• Extracted data
====

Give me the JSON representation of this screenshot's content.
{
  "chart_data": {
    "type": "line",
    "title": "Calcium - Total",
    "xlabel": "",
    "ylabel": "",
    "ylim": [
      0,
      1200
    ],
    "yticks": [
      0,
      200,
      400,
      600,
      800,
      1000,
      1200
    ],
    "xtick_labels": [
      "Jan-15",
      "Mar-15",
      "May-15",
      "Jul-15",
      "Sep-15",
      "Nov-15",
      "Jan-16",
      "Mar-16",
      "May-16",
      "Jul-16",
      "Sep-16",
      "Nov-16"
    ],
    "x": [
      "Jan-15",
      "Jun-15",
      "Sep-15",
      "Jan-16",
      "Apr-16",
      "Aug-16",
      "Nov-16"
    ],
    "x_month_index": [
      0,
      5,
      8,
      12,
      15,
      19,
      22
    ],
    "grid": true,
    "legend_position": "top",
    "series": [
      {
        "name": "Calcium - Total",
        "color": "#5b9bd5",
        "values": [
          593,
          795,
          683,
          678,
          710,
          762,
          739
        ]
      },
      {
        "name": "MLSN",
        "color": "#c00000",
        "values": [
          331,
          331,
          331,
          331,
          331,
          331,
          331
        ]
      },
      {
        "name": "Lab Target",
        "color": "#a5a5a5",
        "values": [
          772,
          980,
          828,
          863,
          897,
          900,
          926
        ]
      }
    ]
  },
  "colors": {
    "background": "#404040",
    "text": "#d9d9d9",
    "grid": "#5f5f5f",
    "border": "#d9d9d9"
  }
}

====

• Exercise prompt
From the records above, extract every entry verbatim.

• Correct response
Give me the JSON representation of this screenshot's content.
{
  "chart_data": {
    "type": "line",
    "title": "Calcium - Total",
    "xlabel": "",
    "ylabel": "",
    "ylim": [
      0,
      1200
    ],
    "yticks": [
      0,
      200,
      400,
      600,
      800,
      1000,
      1200
    ],
    "xtick_labels": [
      "Jan-15",
      "Mar-15",
      "May-15",
      "Jul-15",
      "Sep-15",
      "Nov-15",
      "Jan-16",
      "Mar-16",
      "May-16",
      "Jul-16",
      "Sep-16",
      "Nov-16"
    ],
    "x": [
      "Jan-15",
      "Jun-15",
      "Sep-15",
      "Jan-16",
      "Apr-16",
      "Aug-16",
      "Nov-16"
    ],
    "x_month_index": [
      0,
      5,
      8,
      12,
      15,
      19,
      22
    ],
    "grid": true,
    "legend_position": "top",
    "series": [
      {
        "name": "Calcium - Total",
        "color": "#5b9bd5",
        "values": [
          593,
          795,
          683,
          678,
          710,
          762,
          739
        ]
      },
      {
        "name": "MLSN",
        "color": "#c00000",
        "values": [
          331,
          331,
          331,
          331,
          331,
          331,
          331
        ]
      },
      {
        "name": "Lab Target",
        "color": "#a5a5a5",
        "values": [
          772,
          980,
          828,
          863,
          897,
          900,
          926
        ]
      }
    ]
  },
  "colors": {
    "background": "#404040",
    "text": "#d9d9d9",
    "grid": "#5f5f5f",
    "border": "#d9d9d9"
  }
}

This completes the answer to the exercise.